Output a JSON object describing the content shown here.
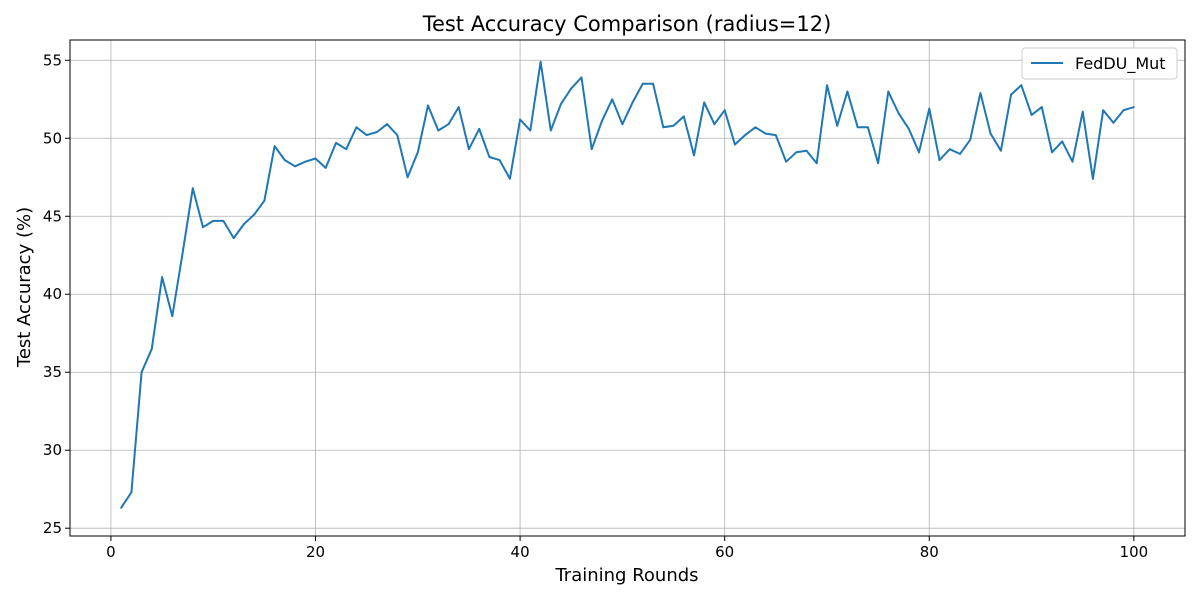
{
  "chart_data": {
    "type": "line",
    "title": "Test Accuracy Comparison (radius=12)",
    "xlabel": "Training Rounds",
    "ylabel": "Test Accuracy (%)",
    "xlim": [
      -4,
      105
    ],
    "ylim": [
      24.5,
      56.3
    ],
    "xticks": [
      0,
      20,
      40,
      60,
      80,
      100
    ],
    "yticks": [
      25,
      30,
      35,
      40,
      45,
      50,
      55
    ],
    "grid": true,
    "legend_position": "top-right",
    "series": [
      {
        "name": "FedDU_Mut",
        "color": "#1f77b4",
        "x": [
          1,
          2,
          3,
          4,
          5,
          6,
          7,
          8,
          9,
          10,
          11,
          12,
          13,
          14,
          15,
          16,
          17,
          18,
          19,
          20,
          21,
          22,
          23,
          24,
          25,
          26,
          27,
          28,
          29,
          30,
          31,
          32,
          33,
          34,
          35,
          36,
          37,
          38,
          39,
          40,
          41,
          42,
          43,
          44,
          45,
          46,
          47,
          48,
          49,
          50,
          51,
          52,
          53,
          54,
          55,
          56,
          57,
          58,
          59,
          60,
          61,
          62,
          63,
          64,
          65,
          66,
          67,
          68,
          69,
          70,
          71,
          72,
          73,
          74,
          75,
          76,
          77,
          78,
          79,
          80,
          81,
          82,
          83,
          84,
          85,
          86,
          87,
          88,
          89,
          90,
          91,
          92,
          93,
          94,
          95,
          96,
          97,
          98,
          99,
          100
        ],
        "y": [
          26.3,
          27.3,
          35.0,
          36.5,
          41.1,
          38.6,
          42.6,
          46.8,
          44.3,
          44.7,
          44.7,
          43.6,
          44.5,
          45.1,
          46.0,
          49.5,
          48.6,
          48.2,
          48.5,
          48.7,
          48.1,
          49.7,
          49.3,
          50.7,
          50.2,
          50.4,
          50.9,
          50.2,
          47.5,
          49.1,
          52.1,
          50.5,
          50.9,
          52.0,
          49.3,
          50.6,
          48.8,
          48.6,
          47.4,
          51.2,
          50.5,
          54.9,
          50.5,
          52.2,
          53.2,
          53.9,
          49.3,
          51.1,
          52.5,
          50.9,
          52.3,
          53.5,
          53.5,
          50.7,
          50.8,
          51.4,
          48.9,
          52.3,
          50.9,
          51.8,
          49.6,
          50.2,
          50.7,
          50.3,
          50.2,
          48.5,
          49.1,
          49.2,
          48.4,
          53.4,
          50.8,
          53.0,
          50.7,
          50.7,
          48.4,
          53.0,
          51.6,
          50.6,
          49.1,
          51.9,
          48.6,
          49.3,
          49.0,
          49.9,
          52.9,
          50.3,
          49.2,
          52.8,
          53.4,
          51.5,
          52.0,
          49.1,
          49.8,
          48.5,
          51.7,
          47.4,
          51.8,
          51.0,
          51.8,
          52.0
        ]
      }
    ]
  }
}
━━━━━━━━━━━━━━━━
• [WHAT YOU SHOULD DO]:
Copy out all the data exactly; skip the pictures.

• [EXPECTED OUTPUT]:
Output a JSON object describing the content shown here.
{
  "chart_data": {
    "type": "line",
    "title": "Test Accuracy Comparison (radius=12)",
    "xlabel": "Training Rounds",
    "ylabel": "Test Accuracy (%)",
    "xlim": [
      -4,
      105
    ],
    "ylim": [
      24.5,
      56.3
    ],
    "xticks": [
      0,
      20,
      40,
      60,
      80,
      100
    ],
    "yticks": [
      25,
      30,
      35,
      40,
      45,
      50,
      55
    ],
    "grid": true,
    "legend_position": "top-right",
    "series": [
      {
        "name": "FedDU_Mut",
        "color": "#1f77b4",
        "x": [
          1,
          2,
          3,
          4,
          5,
          6,
          7,
          8,
          9,
          10,
          11,
          12,
          13,
          14,
          15,
          16,
          17,
          18,
          19,
          20,
          21,
          22,
          23,
          24,
          25,
          26,
          27,
          28,
          29,
          30,
          31,
          32,
          33,
          34,
          35,
          36,
          37,
          38,
          39,
          40,
          41,
          42,
          43,
          44,
          45,
          46,
          47,
          48,
          49,
          50,
          51,
          52,
          53,
          54,
          55,
          56,
          57,
          58,
          59,
          60,
          61,
          62,
          63,
          64,
          65,
          66,
          67,
          68,
          69,
          70,
          71,
          72,
          73,
          74,
          75,
          76,
          77,
          78,
          79,
          80,
          81,
          82,
          83,
          84,
          85,
          86,
          87,
          88,
          89,
          90,
          91,
          92,
          93,
          94,
          95,
          96,
          97,
          98,
          99,
          100
        ],
        "y": [
          26.3,
          27.3,
          35.0,
          36.5,
          41.1,
          38.6,
          42.6,
          46.8,
          44.3,
          44.7,
          44.7,
          43.6,
          44.5,
          45.1,
          46.0,
          49.5,
          48.6,
          48.2,
          48.5,
          48.7,
          48.1,
          49.7,
          49.3,
          50.7,
          50.2,
          50.4,
          50.9,
          50.2,
          47.5,
          49.1,
          52.1,
          50.5,
          50.9,
          52.0,
          49.3,
          50.6,
          48.8,
          48.6,
          47.4,
          51.2,
          50.5,
          54.9,
          50.5,
          52.2,
          53.2,
          53.9,
          49.3,
          51.1,
          52.5,
          50.9,
          52.3,
          53.5,
          53.5,
          50.7,
          50.8,
          51.4,
          48.9,
          52.3,
          50.9,
          51.8,
          49.6,
          50.2,
          50.7,
          50.3,
          50.2,
          48.5,
          49.1,
          49.2,
          48.4,
          53.4,
          50.8,
          53.0,
          50.7,
          50.7,
          48.4,
          53.0,
          51.6,
          50.6,
          49.1,
          51.9,
          48.6,
          49.3,
          49.0,
          49.9,
          52.9,
          50.3,
          49.2,
          52.8,
          53.4,
          51.5,
          52.0,
          49.1,
          49.8,
          48.5,
          51.7,
          47.4,
          51.8,
          51.0,
          51.8,
          52.0
        ]
      }
    ]
  }
}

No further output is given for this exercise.